TASK OBJECTIVE: Output the entries below exactly as written, omitting pictures.

[Figure content listings]
■ ■ ■ ■ ■

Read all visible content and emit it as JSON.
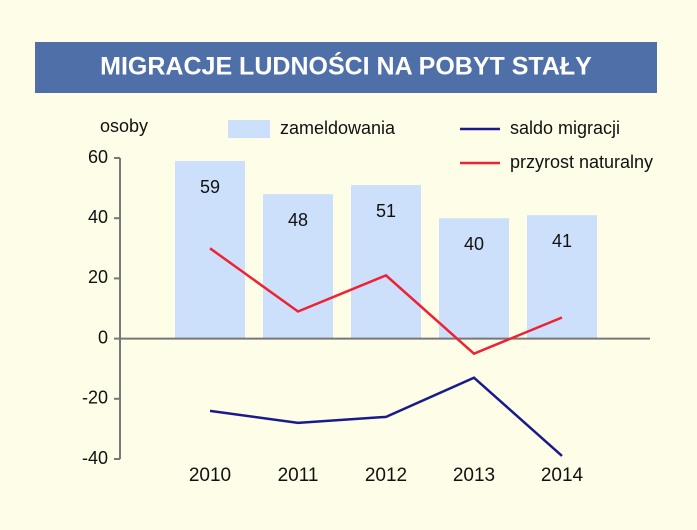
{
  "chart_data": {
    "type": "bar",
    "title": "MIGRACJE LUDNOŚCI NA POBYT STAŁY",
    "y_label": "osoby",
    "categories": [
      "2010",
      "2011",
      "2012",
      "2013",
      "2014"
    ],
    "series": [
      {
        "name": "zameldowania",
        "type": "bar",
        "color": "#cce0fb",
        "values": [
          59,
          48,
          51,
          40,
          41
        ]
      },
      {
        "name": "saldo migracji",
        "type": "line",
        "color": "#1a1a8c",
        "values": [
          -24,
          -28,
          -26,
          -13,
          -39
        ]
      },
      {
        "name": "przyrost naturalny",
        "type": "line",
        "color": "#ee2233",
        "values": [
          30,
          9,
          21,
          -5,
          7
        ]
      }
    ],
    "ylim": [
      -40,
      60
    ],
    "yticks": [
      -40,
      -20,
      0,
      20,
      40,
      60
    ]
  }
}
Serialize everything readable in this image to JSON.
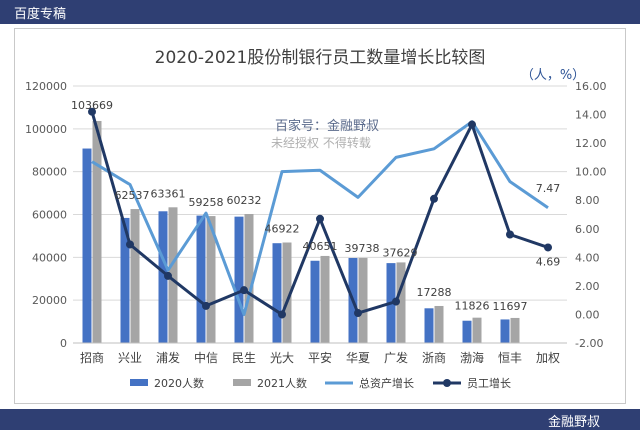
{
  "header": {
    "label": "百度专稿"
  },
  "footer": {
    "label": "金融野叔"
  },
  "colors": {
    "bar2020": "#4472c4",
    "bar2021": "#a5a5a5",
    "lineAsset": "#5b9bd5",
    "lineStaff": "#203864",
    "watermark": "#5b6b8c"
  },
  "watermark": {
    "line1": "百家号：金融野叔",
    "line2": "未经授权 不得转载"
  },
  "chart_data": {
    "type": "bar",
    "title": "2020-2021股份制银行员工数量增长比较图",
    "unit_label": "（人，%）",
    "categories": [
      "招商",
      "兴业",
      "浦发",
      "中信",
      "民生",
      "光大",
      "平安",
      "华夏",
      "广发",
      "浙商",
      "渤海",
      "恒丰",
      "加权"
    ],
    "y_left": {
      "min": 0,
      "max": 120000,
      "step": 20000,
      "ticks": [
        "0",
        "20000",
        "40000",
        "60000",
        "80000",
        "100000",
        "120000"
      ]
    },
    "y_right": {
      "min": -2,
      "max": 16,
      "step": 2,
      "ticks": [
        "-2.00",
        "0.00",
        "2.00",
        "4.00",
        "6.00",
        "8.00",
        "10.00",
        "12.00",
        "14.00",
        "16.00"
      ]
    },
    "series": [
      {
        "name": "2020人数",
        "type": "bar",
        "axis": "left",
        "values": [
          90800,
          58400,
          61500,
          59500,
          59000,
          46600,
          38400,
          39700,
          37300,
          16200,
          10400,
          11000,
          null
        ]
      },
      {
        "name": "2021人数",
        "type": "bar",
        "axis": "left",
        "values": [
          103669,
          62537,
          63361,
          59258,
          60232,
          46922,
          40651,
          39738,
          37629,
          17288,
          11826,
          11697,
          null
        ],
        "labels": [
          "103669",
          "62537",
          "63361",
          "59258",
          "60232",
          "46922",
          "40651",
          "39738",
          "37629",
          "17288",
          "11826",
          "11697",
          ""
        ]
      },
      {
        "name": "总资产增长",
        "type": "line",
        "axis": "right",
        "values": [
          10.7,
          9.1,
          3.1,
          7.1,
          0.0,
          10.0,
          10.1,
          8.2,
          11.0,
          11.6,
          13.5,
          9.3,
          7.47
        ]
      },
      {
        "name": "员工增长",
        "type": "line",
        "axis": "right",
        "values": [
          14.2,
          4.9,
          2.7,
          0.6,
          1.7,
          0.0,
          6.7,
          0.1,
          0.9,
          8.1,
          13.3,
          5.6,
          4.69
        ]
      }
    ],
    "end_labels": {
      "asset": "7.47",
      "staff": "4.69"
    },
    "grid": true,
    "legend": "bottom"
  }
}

■ ■ ■ ■ ■

RIGHT ANSWER:
Read all visible content and emit it as JSON.
{
  "chart_data": {
    "type": "bar",
    "title": "MIGRACJE LUDNOŚCI NA POBYT STAŁY",
    "y_label": "osoby",
    "categories": [
      "2010",
      "2011",
      "2012",
      "2013",
      "2014"
    ],
    "series": [
      {
        "name": "zameldowania",
        "type": "bar",
        "color": "#cce0fb",
        "values": [
          59,
          48,
          51,
          40,
          41
        ]
      },
      {
        "name": "saldo migracji",
        "type": "line",
        "color": "#1a1a8c",
        "values": [
          -24,
          -28,
          -26,
          -13,
          -39
        ]
      },
      {
        "name": "przyrost naturalny",
        "type": "line",
        "color": "#ee2233",
        "values": [
          30,
          9,
          21,
          -5,
          7
        ]
      }
    ],
    "ylim": [
      -40,
      60
    ],
    "yticks": [
      -40,
      -20,
      0,
      20,
      40,
      60
    ]
  }
}
Serialize everything readable in this image to JSON.
{
  "header": {
    "label": "百度专稿"
  },
  "footer": {
    "label": "金融野叔"
  },
  "colors": {
    "bar2020": "#4472c4",
    "bar2021": "#a5a5a5",
    "lineAsset": "#5b9bd5",
    "lineStaff": "#203864",
    "watermark": "#5b6b8c"
  },
  "watermark": {
    "line1": "百家号：金融野叔",
    "line2": "未经授权 不得转载"
  },
  "chart_data": {
    "type": "bar",
    "title": "2020-2021股份制银行员工数量增长比较图",
    "unit_label": "（人，%）",
    "categories": [
      "招商",
      "兴业",
      "浦发",
      "中信",
      "民生",
      "光大",
      "平安",
      "华夏",
      "广发",
      "浙商",
      "渤海",
      "恒丰",
      "加权"
    ],
    "y_left": {
      "min": 0,
      "max": 120000,
      "step": 20000,
      "ticks": [
        "0",
        "20000",
        "40000",
        "60000",
        "80000",
        "100000",
        "120000"
      ]
    },
    "y_right": {
      "min": -2,
      "max": 16,
      "step": 2,
      "ticks": [
        "-2.00",
        "0.00",
        "2.00",
        "4.00",
        "6.00",
        "8.00",
        "10.00",
        "12.00",
        "14.00",
        "16.00"
      ]
    },
    "series": [
      {
        "name": "2020人数",
        "type": "bar",
        "axis": "left",
        "values": [
          90800,
          58400,
          61500,
          59500,
          59000,
          46600,
          38400,
          39700,
          37300,
          16200,
          10400,
          11000,
          null
        ]
      },
      {
        "name": "2021人数",
        "type": "bar",
        "axis": "left",
        "values": [
          103669,
          62537,
          63361,
          59258,
          60232,
          46922,
          40651,
          39738,
          37629,
          17288,
          11826,
          11697,
          null
        ],
        "labels": [
          "103669",
          "62537",
          "63361",
          "59258",
          "60232",
          "46922",
          "40651",
          "39738",
          "37629",
          "17288",
          "11826",
          "11697",
          ""
        ]
      },
      {
        "name": "总资产增长",
        "type": "line",
        "axis": "right",
        "values": [
          10.7,
          9.1,
          3.1,
          7.1,
          0.0,
          10.0,
          10.1,
          8.2,
          11.0,
          11.6,
          13.5,
          9.3,
          7.47
        ]
      },
      {
        "name": "员工增长",
        "type": "line",
        "axis": "right",
        "values": [
          14.2,
          4.9,
          2.7,
          0.6,
          1.7,
          0.0,
          6.7,
          0.1,
          0.9,
          8.1,
          13.3,
          5.6,
          4.69
        ]
      }
    ],
    "end_labels": {
      "asset": "7.47",
      "staff": "4.69"
    },
    "grid": true,
    "legend": "bottom"
  }
}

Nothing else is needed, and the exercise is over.